▸ **WHAT YOU WILL DO**:
Draw out every line with the word "JSON" from the listing below.

Stored entries

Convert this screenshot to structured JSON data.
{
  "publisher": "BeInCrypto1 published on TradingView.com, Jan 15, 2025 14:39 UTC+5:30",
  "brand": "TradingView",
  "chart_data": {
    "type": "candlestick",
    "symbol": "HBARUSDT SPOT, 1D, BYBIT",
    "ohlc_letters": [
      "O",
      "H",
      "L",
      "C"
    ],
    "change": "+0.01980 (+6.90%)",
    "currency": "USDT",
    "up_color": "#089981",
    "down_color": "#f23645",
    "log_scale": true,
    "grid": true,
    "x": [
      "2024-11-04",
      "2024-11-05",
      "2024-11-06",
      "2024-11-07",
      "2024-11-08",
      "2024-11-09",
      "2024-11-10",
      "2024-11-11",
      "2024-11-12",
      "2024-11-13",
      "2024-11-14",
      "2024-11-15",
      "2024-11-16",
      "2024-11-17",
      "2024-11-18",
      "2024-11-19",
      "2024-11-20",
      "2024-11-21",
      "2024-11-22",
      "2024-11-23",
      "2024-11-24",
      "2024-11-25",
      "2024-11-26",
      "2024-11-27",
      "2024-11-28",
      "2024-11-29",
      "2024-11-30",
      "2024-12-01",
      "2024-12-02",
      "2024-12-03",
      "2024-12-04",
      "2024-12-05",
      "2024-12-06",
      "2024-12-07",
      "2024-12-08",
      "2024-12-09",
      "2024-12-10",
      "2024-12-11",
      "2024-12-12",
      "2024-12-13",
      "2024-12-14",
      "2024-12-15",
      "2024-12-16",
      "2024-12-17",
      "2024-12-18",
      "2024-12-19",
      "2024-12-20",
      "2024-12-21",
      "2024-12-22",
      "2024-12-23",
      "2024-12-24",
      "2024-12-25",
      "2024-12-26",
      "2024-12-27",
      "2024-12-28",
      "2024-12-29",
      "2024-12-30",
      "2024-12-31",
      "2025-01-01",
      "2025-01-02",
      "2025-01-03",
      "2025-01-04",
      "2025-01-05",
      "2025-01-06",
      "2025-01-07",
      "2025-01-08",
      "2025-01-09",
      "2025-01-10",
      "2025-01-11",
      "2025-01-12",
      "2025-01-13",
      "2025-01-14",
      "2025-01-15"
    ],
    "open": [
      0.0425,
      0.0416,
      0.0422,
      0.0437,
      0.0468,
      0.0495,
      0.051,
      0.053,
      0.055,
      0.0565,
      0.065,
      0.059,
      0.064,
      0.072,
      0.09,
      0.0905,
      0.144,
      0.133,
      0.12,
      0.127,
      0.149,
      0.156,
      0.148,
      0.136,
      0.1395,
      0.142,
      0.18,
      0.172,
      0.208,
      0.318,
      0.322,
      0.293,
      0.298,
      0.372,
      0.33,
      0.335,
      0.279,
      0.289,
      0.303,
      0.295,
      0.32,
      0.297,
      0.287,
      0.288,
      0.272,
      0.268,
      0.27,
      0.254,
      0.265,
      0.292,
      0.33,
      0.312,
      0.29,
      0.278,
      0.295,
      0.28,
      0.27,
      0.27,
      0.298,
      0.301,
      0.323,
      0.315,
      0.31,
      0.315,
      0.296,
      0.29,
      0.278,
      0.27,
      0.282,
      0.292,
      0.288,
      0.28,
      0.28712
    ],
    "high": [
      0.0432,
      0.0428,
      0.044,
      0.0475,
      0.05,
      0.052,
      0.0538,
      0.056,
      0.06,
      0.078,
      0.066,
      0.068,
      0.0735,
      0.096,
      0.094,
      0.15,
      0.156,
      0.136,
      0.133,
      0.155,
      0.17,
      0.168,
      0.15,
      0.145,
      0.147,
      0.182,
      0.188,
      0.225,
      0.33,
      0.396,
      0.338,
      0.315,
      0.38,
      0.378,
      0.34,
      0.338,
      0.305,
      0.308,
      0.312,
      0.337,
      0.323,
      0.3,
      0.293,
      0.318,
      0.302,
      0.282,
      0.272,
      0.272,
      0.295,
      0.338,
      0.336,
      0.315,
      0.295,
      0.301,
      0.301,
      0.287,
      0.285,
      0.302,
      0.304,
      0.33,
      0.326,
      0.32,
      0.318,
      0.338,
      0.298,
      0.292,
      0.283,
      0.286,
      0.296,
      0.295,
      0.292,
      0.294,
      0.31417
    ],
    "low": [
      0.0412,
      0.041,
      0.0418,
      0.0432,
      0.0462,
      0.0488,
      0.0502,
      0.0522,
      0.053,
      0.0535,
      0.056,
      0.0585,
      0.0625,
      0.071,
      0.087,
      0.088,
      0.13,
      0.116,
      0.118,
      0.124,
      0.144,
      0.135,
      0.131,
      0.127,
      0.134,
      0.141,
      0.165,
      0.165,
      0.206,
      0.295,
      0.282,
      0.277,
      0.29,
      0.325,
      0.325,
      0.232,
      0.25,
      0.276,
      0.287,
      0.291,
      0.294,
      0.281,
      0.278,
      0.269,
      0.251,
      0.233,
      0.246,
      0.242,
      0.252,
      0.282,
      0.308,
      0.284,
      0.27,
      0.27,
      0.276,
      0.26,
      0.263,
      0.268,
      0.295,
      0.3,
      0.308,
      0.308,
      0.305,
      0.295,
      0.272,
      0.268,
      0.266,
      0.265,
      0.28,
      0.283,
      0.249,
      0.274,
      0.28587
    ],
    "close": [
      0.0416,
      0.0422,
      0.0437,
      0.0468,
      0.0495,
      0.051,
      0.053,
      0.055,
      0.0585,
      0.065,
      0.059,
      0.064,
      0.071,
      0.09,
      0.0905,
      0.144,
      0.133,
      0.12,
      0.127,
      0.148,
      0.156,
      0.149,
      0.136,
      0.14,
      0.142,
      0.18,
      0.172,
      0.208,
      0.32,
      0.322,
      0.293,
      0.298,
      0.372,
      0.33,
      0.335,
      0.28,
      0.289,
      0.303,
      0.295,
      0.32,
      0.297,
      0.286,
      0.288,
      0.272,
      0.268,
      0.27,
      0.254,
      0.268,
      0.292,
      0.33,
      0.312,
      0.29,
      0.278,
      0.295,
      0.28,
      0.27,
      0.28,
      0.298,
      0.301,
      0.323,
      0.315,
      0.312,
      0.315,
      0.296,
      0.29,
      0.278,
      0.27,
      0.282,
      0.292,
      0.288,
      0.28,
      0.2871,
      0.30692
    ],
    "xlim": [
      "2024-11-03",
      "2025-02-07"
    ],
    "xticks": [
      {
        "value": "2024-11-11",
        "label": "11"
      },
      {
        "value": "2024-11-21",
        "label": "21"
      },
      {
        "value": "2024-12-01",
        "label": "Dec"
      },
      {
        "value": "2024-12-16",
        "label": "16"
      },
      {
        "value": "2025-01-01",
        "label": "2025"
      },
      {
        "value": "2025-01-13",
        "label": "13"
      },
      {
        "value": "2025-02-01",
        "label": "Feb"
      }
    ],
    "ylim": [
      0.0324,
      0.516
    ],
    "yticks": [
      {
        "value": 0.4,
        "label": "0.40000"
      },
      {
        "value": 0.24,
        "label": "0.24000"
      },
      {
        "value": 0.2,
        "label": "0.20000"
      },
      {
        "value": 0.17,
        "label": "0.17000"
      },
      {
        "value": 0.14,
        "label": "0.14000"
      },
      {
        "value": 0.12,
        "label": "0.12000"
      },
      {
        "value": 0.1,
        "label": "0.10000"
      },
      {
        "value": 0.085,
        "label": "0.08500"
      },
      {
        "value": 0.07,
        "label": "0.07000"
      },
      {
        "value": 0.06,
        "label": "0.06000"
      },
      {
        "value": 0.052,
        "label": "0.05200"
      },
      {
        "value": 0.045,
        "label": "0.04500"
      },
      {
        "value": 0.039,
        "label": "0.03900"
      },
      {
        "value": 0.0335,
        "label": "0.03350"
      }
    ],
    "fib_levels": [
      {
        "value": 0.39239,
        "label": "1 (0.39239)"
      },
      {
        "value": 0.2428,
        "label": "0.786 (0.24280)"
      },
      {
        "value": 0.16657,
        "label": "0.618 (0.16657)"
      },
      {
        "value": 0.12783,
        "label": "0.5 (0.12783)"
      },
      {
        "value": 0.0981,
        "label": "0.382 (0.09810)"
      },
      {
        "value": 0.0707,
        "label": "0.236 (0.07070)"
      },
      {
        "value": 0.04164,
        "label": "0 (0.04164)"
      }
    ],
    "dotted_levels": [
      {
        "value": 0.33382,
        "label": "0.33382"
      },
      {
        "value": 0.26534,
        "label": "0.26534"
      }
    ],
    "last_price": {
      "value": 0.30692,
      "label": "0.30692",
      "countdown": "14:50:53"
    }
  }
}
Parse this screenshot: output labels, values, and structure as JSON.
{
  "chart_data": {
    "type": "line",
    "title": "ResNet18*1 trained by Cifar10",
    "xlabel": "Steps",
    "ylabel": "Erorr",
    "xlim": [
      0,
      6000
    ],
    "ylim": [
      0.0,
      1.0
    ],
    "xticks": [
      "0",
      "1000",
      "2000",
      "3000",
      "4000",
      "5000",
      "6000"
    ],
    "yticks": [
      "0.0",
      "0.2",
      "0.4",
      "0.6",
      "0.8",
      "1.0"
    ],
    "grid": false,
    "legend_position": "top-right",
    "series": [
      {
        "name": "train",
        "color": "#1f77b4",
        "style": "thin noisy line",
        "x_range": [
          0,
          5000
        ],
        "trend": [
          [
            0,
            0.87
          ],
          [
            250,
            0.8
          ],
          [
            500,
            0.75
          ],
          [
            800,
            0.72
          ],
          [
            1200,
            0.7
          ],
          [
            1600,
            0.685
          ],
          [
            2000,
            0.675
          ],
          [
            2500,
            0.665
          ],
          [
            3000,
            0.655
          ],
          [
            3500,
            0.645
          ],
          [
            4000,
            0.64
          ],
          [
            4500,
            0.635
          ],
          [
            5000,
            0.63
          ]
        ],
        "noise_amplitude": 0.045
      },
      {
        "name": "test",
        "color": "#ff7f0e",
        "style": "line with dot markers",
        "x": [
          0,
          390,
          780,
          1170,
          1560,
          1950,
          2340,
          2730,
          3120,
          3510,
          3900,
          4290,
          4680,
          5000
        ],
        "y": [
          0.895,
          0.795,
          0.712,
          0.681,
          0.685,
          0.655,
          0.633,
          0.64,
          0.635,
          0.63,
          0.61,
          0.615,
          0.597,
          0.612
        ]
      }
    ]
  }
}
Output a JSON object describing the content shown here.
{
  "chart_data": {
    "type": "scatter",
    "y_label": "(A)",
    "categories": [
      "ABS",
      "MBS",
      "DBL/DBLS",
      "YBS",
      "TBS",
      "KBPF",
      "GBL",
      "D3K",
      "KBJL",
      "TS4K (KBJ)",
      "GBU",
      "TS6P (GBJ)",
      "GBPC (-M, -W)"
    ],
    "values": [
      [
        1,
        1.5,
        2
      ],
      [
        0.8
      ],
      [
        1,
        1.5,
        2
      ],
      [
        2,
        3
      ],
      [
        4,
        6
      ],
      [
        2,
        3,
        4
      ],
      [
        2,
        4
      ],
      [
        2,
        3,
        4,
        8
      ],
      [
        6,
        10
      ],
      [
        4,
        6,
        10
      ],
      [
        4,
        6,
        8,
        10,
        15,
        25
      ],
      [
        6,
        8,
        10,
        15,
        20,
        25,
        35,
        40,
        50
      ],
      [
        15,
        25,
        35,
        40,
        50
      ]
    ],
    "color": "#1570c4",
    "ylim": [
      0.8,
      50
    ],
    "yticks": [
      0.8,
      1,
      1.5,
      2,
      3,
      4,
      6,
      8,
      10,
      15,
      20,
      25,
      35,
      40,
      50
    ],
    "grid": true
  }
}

▸ **RESPONSE TO THE TASK**:
Convert this screenshot to structured JSON data.
Parse this screenshot: output labels, values, and structure as JSON.
Output a JSON object describing the content shown here.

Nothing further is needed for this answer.